*Task prompt*:
Return the full listing exactly as it is written.

*Entries shown*:

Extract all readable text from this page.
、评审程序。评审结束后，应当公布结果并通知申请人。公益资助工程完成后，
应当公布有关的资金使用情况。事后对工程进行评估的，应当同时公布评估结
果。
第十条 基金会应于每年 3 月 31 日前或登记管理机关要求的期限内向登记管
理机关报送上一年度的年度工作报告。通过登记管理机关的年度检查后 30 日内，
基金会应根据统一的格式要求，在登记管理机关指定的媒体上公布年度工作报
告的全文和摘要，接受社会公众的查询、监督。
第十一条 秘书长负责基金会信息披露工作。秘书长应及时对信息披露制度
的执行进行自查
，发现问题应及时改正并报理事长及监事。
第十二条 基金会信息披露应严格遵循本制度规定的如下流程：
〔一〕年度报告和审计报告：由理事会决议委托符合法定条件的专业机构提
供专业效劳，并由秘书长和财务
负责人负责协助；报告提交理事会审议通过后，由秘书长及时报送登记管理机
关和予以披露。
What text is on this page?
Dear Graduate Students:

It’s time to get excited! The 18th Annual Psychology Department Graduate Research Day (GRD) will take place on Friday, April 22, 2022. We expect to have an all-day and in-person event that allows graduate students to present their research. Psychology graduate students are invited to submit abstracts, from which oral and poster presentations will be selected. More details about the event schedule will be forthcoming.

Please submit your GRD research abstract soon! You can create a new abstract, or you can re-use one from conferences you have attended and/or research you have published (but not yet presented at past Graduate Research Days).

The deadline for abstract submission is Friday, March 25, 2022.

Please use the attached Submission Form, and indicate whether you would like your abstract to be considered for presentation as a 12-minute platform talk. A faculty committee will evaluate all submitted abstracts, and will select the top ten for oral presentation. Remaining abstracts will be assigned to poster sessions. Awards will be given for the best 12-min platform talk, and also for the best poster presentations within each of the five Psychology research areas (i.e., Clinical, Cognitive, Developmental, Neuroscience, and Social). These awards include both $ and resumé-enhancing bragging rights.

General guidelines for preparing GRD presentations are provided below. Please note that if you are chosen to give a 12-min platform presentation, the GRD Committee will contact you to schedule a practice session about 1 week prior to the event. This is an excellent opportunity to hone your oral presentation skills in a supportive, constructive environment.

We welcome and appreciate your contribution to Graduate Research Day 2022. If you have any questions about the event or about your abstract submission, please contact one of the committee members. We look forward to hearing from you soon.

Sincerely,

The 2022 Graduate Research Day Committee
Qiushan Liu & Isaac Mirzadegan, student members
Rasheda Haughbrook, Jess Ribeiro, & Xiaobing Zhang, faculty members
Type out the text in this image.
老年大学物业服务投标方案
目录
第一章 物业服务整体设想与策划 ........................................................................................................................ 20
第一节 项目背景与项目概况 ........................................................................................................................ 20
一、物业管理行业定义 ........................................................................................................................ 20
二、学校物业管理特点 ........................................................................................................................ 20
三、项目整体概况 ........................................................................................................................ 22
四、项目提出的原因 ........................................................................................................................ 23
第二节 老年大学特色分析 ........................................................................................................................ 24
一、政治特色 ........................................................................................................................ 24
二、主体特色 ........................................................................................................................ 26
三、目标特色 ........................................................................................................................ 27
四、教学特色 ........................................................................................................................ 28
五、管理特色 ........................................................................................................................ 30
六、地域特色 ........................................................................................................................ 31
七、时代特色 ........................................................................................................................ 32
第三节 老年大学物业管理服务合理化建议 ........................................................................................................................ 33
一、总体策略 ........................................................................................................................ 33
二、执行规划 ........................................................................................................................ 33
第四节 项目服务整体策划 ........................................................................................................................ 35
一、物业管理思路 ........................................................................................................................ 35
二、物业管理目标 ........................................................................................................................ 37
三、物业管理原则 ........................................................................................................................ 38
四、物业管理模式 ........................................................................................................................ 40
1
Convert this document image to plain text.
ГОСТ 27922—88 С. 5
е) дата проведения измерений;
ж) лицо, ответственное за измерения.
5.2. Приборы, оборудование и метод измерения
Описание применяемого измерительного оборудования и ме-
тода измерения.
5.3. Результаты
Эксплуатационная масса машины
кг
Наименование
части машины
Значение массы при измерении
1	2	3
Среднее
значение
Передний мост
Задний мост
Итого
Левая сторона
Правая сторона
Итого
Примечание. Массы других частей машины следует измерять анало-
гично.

*Finished answer*:
Extract all readable text from this page.
、评审程序。评审结束后，应当公布结果并通知申请人。公益资助工程完成后，
应当公布有关的资金使用情况。事后对工程进行评估的，应当同时公布评估结
果。
第十条 基金会应于每年 3 月 31 日前或登记管理机关要求的期限内向登记管
理机关报送上一年度的年度工作报告。通过登记管理机关的年度检查后 30 日内，
基金会应根据统一的格式要求，在登记管理机关指定的媒体上公布年度工作报
告的全文和摘要，接受社会公众的查询、监督。
第十一条 秘书长负责基金会信息披露工作。秘书长应及时对信息披露制度
的执行进行自查
，发现问题应及时改正并报理事长及监事。
第十二条 基金会信息披露应严格遵循本制度规定的如下流程：
〔一〕年度报告和审计报告：由理事会决议委托符合法定条件的专业机构提
供专业效劳，并由秘书长和财务
负责人负责协助；报告提交理事会审议通过后，由秘书长及时报送登记管理机
关和予以披露。
What text is on this page?
Dear Graduate Students:

It’s time to get excited! The 18th Annual Psychology Department Graduate Research Day (GRD) will take place on Friday, April 22, 2022. We expect to have an all-day and in-person event that allows graduate students to present their research. Psychology graduate students are invited to submit abstracts, from which oral and poster presentations will be selected. More details about the event schedule will be forthcoming.

Please submit your GRD research abstract soon! You can create a new abstract, or you can re-use one from conferences you have attended and/or research you have published (but not yet presented at past Graduate Research Days).

The deadline for abstract submission is Friday, March 25, 2022.

Please use the attached Submission Form, and indicate whether you would like your abstract to be considered for presentation as a 12-minute platform talk. A faculty committee will evaluate all submitted abstracts, and will select the top ten for oral presentation. Remaining abstracts will be assigned to poster sessions. Awards will be given for the best 12-min platform talk, and also for the best poster presentations within each of the five Psychology research areas (i.e., Clinical, Cognitive, Developmental, Neuroscience, and Social). These awards include both $ and resumé-enhancing bragging rights.

General guidelines for preparing GRD presentations are provided below. Please note that if you are chosen to give a 12-min platform presentation, the GRD Committee will contact you to schedule a practice session about 1 week prior to the event. This is an excellent opportunity to hone your oral presentation skills in a supportive, constructive environment.

We welcome and appreciate your contribution to Graduate Research Day 2022. If you have any questions about the event or about your abstract submission, please contact one of the committee members. We look forward to hearing from you soon.

Sincerely,

The 2022 Graduate Research Day Committee
Qiushan Liu & Isaac Mirzadegan, student members
Rasheda Haughbrook, Jess Ribeiro, & Xiaobing Zhang, faculty members
Type out the text in this image.
老年大学物业服务投标方案
目录
第一章 物业服务整体设想与策划 ........................................................................................................................ 20
第一节 项目背景与项目概况 ........................................................................................................................ 20
一、物业管理行业定义 ........................................................................................................................ 20
二、学校物业管理特点 ........................................................................................................................ 20
三、项目整体概况 ........................................................................................................................ 22
四、项目提出的原因 ........................................................................................................................ 23
第二节 老年大学特色分析 ........................................................................................................................ 24
一、政治特色 ........................................................................................................................ 24
二、主体特色 ........................................................................................................................ 26
三、目标特色 ........................................................................................................................ 27
四、教学特色 ........................................................................................................................ 28
五、管理特色 ........................................................................................................................ 30
六、地域特色 ........................................................................................................................ 31
七、时代特色 ........................................................................................................................ 32
第三节 老年大学物业管理服务合理化建议 ........................................................................................................................ 33
一、总体策略 ........................................................................................................................ 33
二、执行规划 ........................................................................................................................ 33
第四节 项目服务整体策划 ........................................................................................................................ 35
一、物业管理思路 ........................................................................................................................ 35
二、物业管理目标 ........................................................................................................................ 37
三、物业管理原则 ........................................................................................................................ 38
四、物业管理模式 ........................................................................................................................ 40
1
Convert this document image to plain text.
ГОСТ 27922—88 С. 5
е) дата проведения измерений;
ж) лицо, ответственное за измерения.
5.2. Приборы, оборудование и метод измерения
Описание применяемого измерительного оборудования и ме-
тода измерения.
5.3. Результаты
Эксплуатационная масса машины
кг
Наименование
части машины
Значение массы при измерении
1	2	3
Среднее
значение
Передний мост
Задний мост
Итого
Левая сторона
Правая сторона
Итого
Примечание. Массы других частей машины следует измерять анало-
гично.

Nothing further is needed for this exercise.